Collected data entries:
● ● ● ● ●
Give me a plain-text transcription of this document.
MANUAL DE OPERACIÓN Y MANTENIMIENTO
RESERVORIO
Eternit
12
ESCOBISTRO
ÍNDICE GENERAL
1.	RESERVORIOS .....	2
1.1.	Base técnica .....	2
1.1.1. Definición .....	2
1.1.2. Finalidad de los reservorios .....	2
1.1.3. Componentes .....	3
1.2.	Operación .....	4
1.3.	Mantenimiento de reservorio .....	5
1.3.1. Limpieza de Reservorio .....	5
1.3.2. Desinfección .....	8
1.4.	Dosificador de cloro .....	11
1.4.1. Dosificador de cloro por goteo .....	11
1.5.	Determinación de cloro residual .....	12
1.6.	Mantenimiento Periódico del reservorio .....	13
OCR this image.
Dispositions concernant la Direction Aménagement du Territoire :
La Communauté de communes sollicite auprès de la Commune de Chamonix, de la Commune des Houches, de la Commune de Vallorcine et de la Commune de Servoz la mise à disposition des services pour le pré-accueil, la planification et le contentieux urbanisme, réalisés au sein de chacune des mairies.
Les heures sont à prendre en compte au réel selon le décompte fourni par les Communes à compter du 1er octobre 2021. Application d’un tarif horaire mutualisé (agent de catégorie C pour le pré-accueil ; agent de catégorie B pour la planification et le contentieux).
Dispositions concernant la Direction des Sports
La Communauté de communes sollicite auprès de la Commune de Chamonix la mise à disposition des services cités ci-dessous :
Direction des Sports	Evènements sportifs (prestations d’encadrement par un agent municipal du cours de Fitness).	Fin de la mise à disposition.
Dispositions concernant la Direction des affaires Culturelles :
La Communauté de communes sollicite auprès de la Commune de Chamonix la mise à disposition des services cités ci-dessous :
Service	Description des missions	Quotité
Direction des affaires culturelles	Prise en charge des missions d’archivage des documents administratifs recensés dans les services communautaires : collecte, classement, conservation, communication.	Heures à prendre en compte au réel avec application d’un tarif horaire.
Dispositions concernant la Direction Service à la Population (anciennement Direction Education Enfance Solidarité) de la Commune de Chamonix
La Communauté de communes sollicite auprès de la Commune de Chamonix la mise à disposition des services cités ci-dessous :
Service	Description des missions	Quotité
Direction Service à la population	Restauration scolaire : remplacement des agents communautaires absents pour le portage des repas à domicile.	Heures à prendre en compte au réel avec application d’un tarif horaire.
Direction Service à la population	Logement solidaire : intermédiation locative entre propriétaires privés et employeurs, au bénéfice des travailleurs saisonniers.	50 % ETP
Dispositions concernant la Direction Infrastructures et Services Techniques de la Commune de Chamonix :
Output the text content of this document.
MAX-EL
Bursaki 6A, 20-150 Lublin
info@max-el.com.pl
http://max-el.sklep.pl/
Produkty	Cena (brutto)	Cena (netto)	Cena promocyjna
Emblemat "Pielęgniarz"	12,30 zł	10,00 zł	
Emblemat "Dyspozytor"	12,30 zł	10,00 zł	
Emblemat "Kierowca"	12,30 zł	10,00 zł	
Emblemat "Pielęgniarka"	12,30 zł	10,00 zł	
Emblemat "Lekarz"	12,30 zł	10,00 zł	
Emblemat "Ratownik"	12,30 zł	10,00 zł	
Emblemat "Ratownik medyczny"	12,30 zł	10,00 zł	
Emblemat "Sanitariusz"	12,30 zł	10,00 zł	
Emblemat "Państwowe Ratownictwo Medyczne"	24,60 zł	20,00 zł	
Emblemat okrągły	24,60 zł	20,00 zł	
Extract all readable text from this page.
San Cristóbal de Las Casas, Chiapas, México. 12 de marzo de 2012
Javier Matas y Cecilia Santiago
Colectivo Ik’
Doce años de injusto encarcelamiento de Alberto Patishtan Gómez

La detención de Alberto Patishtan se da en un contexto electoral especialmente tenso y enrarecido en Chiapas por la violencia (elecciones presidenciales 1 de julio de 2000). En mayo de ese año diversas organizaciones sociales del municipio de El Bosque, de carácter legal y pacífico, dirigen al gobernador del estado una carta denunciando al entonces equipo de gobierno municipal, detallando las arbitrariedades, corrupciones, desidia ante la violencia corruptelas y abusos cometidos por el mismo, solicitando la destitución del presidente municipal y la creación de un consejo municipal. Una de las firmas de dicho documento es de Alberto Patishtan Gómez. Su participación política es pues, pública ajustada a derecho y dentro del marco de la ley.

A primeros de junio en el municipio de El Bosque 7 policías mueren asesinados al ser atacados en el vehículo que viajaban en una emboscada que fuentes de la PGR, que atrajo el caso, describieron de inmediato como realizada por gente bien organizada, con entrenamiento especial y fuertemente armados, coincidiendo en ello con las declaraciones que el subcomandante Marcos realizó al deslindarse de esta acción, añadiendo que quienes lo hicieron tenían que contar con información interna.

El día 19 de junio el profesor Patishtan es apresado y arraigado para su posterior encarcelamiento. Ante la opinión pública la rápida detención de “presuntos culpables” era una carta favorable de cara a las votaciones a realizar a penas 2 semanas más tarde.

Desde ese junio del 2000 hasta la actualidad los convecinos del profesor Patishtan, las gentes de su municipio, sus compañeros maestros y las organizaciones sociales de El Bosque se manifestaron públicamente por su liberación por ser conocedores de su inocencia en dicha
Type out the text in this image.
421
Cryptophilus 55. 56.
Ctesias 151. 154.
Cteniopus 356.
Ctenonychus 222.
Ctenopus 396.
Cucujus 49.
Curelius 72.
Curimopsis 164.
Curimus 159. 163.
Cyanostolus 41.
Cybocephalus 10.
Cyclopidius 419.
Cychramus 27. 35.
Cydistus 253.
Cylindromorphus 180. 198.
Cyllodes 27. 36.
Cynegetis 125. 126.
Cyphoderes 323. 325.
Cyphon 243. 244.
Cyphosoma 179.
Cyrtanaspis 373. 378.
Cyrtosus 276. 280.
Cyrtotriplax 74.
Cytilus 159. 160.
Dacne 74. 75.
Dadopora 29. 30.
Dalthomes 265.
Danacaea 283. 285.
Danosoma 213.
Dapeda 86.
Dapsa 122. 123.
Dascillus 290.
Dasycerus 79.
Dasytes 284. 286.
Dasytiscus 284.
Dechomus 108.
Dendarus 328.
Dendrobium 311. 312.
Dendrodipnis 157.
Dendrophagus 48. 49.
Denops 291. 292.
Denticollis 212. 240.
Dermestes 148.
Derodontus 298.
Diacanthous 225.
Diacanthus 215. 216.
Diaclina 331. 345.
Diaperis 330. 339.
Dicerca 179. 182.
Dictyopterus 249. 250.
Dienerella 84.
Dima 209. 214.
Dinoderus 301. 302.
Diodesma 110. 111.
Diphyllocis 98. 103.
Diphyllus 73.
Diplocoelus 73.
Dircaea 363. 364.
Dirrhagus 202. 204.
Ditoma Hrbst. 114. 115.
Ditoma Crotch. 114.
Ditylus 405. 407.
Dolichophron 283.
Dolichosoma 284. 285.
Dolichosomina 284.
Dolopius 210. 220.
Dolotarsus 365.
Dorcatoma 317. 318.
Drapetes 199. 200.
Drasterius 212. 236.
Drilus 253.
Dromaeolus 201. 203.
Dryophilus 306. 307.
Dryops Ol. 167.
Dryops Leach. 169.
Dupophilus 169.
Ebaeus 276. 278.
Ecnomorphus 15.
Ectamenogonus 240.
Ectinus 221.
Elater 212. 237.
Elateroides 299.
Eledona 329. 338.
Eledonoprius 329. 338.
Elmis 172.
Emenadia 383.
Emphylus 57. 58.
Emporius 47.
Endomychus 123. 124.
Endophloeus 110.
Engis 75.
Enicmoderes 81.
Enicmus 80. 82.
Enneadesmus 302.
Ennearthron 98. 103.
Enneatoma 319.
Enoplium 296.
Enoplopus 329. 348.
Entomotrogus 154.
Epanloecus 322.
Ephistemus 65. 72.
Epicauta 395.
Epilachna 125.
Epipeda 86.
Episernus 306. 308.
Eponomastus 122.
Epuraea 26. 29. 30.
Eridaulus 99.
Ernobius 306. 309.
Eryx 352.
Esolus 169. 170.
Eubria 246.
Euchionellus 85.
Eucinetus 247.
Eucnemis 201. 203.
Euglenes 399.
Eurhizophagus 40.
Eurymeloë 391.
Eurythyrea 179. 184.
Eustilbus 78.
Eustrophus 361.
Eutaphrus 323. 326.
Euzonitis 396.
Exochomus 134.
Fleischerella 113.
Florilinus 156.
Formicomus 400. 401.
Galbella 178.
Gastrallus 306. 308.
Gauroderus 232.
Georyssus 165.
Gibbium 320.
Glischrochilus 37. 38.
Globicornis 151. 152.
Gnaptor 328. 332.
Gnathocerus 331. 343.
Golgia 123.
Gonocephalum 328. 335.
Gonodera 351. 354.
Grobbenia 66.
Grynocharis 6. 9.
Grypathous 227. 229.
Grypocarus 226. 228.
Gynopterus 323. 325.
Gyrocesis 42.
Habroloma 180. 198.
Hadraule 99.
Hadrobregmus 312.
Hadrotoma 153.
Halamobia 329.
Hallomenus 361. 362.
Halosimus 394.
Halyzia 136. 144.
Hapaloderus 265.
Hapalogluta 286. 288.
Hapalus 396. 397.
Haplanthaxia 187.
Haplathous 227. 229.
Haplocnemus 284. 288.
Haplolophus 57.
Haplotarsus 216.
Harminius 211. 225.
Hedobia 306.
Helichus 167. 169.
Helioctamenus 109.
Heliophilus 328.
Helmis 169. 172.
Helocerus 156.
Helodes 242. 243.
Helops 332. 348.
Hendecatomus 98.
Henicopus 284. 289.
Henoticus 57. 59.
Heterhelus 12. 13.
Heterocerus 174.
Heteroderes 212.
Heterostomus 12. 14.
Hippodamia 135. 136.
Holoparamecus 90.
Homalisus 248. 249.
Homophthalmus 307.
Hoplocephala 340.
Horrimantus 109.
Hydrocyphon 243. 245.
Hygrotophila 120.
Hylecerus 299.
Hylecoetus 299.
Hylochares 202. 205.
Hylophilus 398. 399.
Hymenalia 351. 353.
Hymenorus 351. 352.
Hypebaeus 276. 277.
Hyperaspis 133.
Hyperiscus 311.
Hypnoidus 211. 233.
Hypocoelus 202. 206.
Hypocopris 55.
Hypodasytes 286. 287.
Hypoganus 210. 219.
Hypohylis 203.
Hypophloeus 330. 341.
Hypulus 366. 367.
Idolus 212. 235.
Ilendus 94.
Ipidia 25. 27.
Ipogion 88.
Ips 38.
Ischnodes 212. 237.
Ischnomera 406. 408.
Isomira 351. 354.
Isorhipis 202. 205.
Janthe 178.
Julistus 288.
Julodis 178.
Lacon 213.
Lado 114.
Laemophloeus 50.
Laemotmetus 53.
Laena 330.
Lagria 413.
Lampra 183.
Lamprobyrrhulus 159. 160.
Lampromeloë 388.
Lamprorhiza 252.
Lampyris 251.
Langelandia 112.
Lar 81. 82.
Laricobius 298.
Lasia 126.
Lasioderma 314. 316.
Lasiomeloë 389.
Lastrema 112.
● ● ● ● ●
■ **Description of the task**
For each line of the listing that holds the word "contentieux", show that line.

■ **Output below**
La Communauté de communes sollicite auprès de la Commune de Chamonix, de la Commune des Houches, de la Commune de Vallorcine et de la Commune de Servoz la mise à disposition des services pour le pré-accueil, la planification et le contentieux urbanisme, réalisés au sein de chacune des mairies.
Les heures sont à prendre en compte au réel selon le décompte fourni par les Communes à compter du 1er octobre 2021. Application d’un tarif horaire mutualisé (agent de catégorie C pour le pré-accueil ; agent de catégorie B pour la planification et le contentieux).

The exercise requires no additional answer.